» What the task requires:
Copy the material that follows word for word and omit its pictures.

» Data supplied:
---
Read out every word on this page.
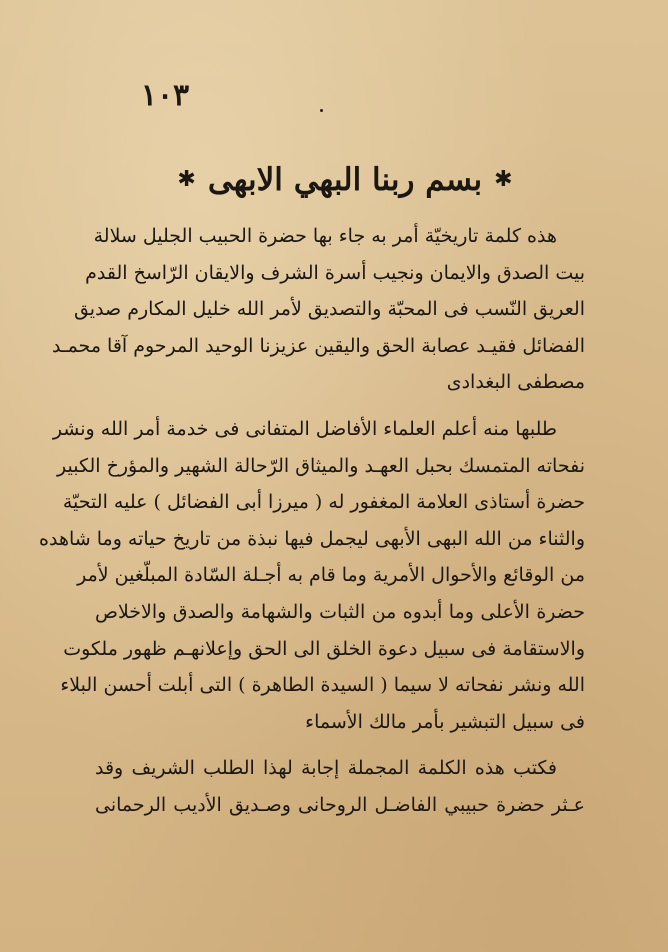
١٠٣
✱
بسم ربنا البهي الابهى
✱

هذه كلمة تاريخيّة أمر به جاء بها حضرة الحبيب الجليل سلالة
بيت الصدق والايمان ونجيب أسرة الشرف والايقان الرّاسخ القدم
العريق النّسب فى المحبّة والتصديق لأمر الله خليل المكارم صديق
الفضائل فقيـد عصابة الحق واليقين عزيزنا الوحيد المرحوم آقا محمـد
مصطفى البغدادى

طلبها منه أعلم العلماء الأفاضل المتفانى فى خدمة أمر الله ونشر
نفحاته المتمسك بحبل العهـد والميثاق الرّحالة الشهير والمؤرخ الكبير
حضرة أستاذى العلامة المغفور له ( ميرزا أبى الفضائل ) عليه التحيّة
والثناء من الله البهى الأبهى ليجمل فيها نبذة من تاريخ حياته وما شاهده
من الوقائع والأحوال الأمرية وما قام به أجـلة السّادة المبلّغين لأمر
حضرة الأعلى وما أبدوه من الثبات والشهامة والصدق والاخلاص
والاستقامة فى سبيل دعوة الخلق الى الحق وإعلانهـم ظهور ملكوت
الله ونشر نفحاته لا سيما ( السيدة الطاهرة ) التى أبلت أحسن البلاء
فى سبيل التبشير بأمر مالك الأسماء

فكتب هذه الكلمة المجملة إجابة لهذا الطلب الشريف وقد
عـثر حضرة حبيبي الفاضـل الروحانى وصـديق الأديب الرحمانى
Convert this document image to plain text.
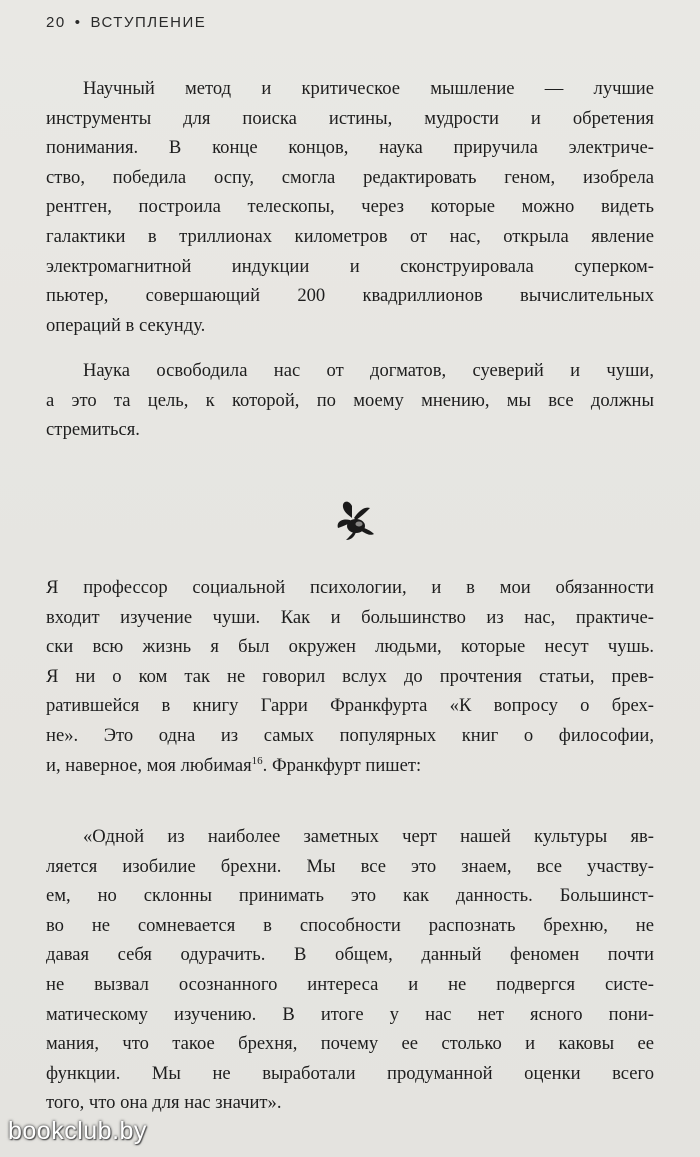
20 • ВСТУПЛЕНИЕ
Научный метод и критическое мышление — лучшие
инструменты для поиска истины, мудрости и обретения
понимания. В конце концов, наука приручила электриче-
ство, победила оспу, смогла редактировать геном, изобрела
рентген, построила телескопы, через которые можно видеть
галактики в триллионах километров от нас, открыла явление
электромагнитной индукции и сконструировала суперком-
пьютер, совершающий 200 квадриллионов вычислительных
операций в секунду.
Наука освободила нас от догматов, суеверий и чуши,
а это та цель, к которой, по моему мнению, мы все должны
стремиться.
Я профессор социальной психологии, и в мои обязанности
входит изучение чуши. Как и большинство из нас, практиче-
ски всю жизнь я был окружен людьми, которые несут чушь.
Я ни о ком так не говорил вслух до прочтения статьи, прев-
ратившейся в книгу Гарри Франкфурта «К вопросу о брех-
не». Это одна из самых популярных книг о философии,
и, наверное, моя любимая$^{16}$. Франкфурт пишет:
«Одной из наиболее заметных черт нашей культуры яв-
ляется изобилие брехни. Мы все это знаем, все участву-
ем, но склонны принимать это как данность. Большинст-
во не сомневается в способности распознать брехню, не
давая себя одурачить. В общем, данный феномен почти
не вызвал осознанного интереса и не подвергся систе-
матическому изучению. В итоге у нас нет ясного пони-
мания, что такое брехня, почему ее столько и каковы ее
функции. Мы не выработали продуманной оценки всего
того, что она для нас значит».
bookclub.by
---
» Output for this task:
Read out every word on this page.
١٠٣
✱
بسم ربنا البهي الابهى
✱

هذه كلمة تاريخيّة أمر به جاء بها حضرة الحبيب الجليل سلالة
بيت الصدق والايمان ونجيب أسرة الشرف والايقان الرّاسخ القدم
العريق النّسب فى المحبّة والتصديق لأمر الله خليل المكارم صديق
الفضائل فقيـد عصابة الحق واليقين عزيزنا الوحيد المرحوم آقا محمـد
مصطفى البغدادى

طلبها منه أعلم العلماء الأفاضل المتفانى فى خدمة أمر الله ونشر
نفحاته المتمسك بحبل العهـد والميثاق الرّحالة الشهير والمؤرخ الكبير
حضرة أستاذى العلامة المغفور له ( ميرزا أبى الفضائل ) عليه التحيّة
والثناء من الله البهى الأبهى ليجمل فيها نبذة من تاريخ حياته وما شاهده
من الوقائع والأحوال الأمرية وما قام به أجـلة السّادة المبلّغين لأمر
حضرة الأعلى وما أبدوه من الثبات والشهامة والصدق والاخلاص
والاستقامة فى سبيل دعوة الخلق الى الحق وإعلانهـم ظهور ملكوت
الله ونشر نفحاته لا سيما ( السيدة الطاهرة ) التى أبلت أحسن البلاء
فى سبيل التبشير بأمر مالك الأسماء

فكتب هذه الكلمة المجملة إجابة لهذا الطلب الشريف وقد
عـثر حضرة حبيبي الفاضـل الروحانى وصـديق الأديب الرحمانى
Convert this document image to plain text.
20 • ВСТУПЛЕНИЕ
Научный метод и критическое мышление — лучшие
инструменты для поиска истины, мудрости и обретения
понимания. В конце концов, наука приручила электриче-
ство, победила оспу, смогла редактировать геном, изобрела
рентген, построила телескопы, через которые можно видеть
галактики в триллионах километров от нас, открыла явление
электромагнитной индукции и сконструировала суперком-
пьютер, совершающий 200 квадриллионов вычислительных
операций в секунду.
Наука освободила нас от догматов, суеверий и чуши,
а это та цель, к которой, по моему мнению, мы все должны
стремиться.
Я профессор социальной психологии, и в мои обязанности
входит изучение чуши. Как и большинство из нас, практиче-
ски всю жизнь я был окружен людьми, которые несут чушь.
Я ни о ком так не говорил вслух до прочтения статьи, прев-
ратившейся в книгу Гарри Франкфурта «К вопросу о брех-
не». Это одна из самых популярных книг о философии,
и, наверное, моя любимая$^{16}$. Франкфурт пишет:
«Одной из наиболее заметных черт нашей культуры яв-
ляется изобилие брехни. Мы все это знаем, все участву-
ем, но склонны принимать это как данность. Большинст-
во не сомневается в способности распознать брехню, не
давая себя одурачить. В общем, данный феномен почти
не вызвал осознанного интереса и не подвергся систе-
матическому изучению. В итоге у нас нет ясного пони-
мания, что такое брехня, почему ее столько и каковы ее
функции. Мы не выработали продуманной оценки всего
того, что она для нас значит».
bookclub.by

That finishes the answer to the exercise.